- TASK -
Select, from the data, each line where "text" occurs.

---- SUPPLIED DATA

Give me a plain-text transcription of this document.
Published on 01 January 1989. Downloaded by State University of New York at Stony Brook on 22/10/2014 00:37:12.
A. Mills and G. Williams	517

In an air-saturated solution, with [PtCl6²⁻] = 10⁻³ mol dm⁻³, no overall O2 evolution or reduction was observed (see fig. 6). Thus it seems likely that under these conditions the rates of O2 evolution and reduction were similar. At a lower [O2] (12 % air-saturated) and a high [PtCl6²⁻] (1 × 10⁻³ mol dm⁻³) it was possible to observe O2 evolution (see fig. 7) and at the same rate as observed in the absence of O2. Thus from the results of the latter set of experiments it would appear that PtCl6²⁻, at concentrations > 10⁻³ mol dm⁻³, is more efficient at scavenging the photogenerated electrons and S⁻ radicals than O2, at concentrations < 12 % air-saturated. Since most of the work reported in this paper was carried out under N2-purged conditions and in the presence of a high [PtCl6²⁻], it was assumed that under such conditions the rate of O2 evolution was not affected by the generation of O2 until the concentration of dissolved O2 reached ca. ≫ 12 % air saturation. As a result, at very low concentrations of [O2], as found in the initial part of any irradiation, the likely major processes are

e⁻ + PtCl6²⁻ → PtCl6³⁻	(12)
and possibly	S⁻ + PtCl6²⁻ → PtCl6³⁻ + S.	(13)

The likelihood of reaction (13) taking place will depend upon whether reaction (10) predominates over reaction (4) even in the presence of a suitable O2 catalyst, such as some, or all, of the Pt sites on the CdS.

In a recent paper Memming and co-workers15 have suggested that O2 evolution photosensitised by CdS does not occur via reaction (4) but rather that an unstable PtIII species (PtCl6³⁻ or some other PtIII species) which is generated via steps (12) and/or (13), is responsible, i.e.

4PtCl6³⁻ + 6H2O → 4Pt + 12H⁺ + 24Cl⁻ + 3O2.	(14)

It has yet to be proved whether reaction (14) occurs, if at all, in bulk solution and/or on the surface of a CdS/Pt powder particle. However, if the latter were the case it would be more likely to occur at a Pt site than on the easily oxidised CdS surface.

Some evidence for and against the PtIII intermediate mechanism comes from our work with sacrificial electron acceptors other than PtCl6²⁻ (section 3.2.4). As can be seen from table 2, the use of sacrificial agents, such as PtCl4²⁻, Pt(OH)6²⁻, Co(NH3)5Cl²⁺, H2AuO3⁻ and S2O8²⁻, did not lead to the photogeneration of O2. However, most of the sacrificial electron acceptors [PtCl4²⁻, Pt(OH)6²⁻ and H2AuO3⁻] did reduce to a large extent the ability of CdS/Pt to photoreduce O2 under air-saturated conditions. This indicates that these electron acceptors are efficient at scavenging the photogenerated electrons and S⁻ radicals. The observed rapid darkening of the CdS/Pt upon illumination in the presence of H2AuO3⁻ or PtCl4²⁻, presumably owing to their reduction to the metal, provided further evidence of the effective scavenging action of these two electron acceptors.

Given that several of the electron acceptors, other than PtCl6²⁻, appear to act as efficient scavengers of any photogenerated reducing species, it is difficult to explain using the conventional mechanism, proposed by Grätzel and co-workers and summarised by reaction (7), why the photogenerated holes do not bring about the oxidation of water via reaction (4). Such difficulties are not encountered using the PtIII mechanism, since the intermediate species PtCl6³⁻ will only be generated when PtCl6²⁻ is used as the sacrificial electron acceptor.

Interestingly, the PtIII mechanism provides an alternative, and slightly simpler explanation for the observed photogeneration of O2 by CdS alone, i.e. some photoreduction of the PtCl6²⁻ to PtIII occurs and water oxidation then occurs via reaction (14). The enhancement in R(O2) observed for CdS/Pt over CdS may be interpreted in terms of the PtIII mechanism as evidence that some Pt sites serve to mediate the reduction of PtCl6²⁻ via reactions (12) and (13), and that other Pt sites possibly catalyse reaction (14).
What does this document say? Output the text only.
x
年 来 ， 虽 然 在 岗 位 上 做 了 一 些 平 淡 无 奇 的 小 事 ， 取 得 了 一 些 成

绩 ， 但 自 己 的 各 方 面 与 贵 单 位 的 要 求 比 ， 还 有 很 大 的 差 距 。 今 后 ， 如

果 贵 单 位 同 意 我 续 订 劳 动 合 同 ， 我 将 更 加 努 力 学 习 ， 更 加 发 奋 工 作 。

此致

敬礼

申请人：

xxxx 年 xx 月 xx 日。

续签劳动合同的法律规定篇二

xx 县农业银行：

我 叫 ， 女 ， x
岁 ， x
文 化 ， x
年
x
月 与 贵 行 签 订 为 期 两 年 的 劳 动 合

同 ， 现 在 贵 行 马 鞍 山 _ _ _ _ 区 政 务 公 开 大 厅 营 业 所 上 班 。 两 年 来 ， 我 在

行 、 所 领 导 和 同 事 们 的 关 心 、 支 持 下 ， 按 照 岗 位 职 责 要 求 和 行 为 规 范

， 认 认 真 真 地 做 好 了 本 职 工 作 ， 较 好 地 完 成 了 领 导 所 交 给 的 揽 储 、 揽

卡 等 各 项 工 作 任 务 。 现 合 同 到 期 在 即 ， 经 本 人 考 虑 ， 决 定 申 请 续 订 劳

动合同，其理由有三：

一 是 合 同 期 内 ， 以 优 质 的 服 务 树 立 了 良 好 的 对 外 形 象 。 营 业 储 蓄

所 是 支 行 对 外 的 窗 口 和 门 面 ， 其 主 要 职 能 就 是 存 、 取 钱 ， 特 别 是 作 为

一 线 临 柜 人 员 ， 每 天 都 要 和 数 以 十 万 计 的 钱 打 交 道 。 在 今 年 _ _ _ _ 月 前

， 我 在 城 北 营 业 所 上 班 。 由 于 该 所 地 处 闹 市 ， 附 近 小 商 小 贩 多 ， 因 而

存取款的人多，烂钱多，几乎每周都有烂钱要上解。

--------

- FINAL RESULT -
Give me a plain-text transcription of this document.
What does this document say? Output the text only.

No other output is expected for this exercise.